[Figure dataset records]
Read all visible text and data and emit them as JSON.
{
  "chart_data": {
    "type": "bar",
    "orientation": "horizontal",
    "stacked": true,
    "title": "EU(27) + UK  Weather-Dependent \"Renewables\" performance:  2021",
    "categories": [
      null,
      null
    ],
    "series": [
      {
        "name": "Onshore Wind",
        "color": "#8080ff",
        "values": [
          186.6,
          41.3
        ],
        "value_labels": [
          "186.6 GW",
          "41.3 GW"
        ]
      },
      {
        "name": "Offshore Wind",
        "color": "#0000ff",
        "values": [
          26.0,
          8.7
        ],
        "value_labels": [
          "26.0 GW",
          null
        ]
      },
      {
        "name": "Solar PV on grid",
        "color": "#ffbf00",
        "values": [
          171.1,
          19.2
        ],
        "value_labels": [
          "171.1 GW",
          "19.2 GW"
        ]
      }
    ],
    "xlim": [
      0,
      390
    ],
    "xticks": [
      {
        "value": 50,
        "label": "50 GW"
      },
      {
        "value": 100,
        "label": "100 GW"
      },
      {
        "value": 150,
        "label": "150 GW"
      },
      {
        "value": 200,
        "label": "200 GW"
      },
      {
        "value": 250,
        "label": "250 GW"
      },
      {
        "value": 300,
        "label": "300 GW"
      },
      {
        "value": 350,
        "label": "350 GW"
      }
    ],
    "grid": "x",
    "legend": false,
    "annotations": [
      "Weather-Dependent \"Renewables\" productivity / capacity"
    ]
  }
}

## WORK INSTRUCTIONS:
Above are the records; retype every one exactly.

## EXERCISE RESULT:
Read all visible text and data and emit them as JSON.
{
  "chart_data": {
    "type": "bar",
    "orientation": "horizontal",
    "stacked": true,
    "title": "EU(27) + UK  Weather-Dependent \"Renewables\" performance:  2021",
    "categories": [
      null,
      null
    ],
    "series": [
      {
        "name": "Onshore Wind",
        "color": "#8080ff",
        "values": [
          186.6,
          41.3
        ],
        "value_labels": [
          "186.6 GW",
          "41.3 GW"
        ]
      },
      {
        "name": "Offshore Wind",
        "color": "#0000ff",
        "values": [
          26.0,
          8.7
        ],
        "value_labels": [
          "26.0 GW",
          null
        ]
      },
      {
        "name": "Solar PV on grid",
        "color": "#ffbf00",
        "values": [
          171.1,
          19.2
        ],
        "value_labels": [
          "171.1 GW",
          "19.2 GW"
        ]
      }
    ],
    "xlim": [
      0,
      390
    ],
    "xticks": [
      {
        "value": 50,
        "label": "50 GW"
      },
      {
        "value": 100,
        "label": "100 GW"
      },
      {
        "value": 150,
        "label": "150 GW"
      },
      {
        "value": 200,
        "label": "200 GW"
      },
      {
        "value": 250,
        "label": "250 GW"
      },
      {
        "value": 300,
        "label": "300 GW"
      },
      {
        "value": 350,
        "label": "350 GW"
      }
    ],
    "grid": "x",
    "legend": false,
    "annotations": [
      "Weather-Dependent \"Renewables\" productivity / capacity"
    ]
  }
}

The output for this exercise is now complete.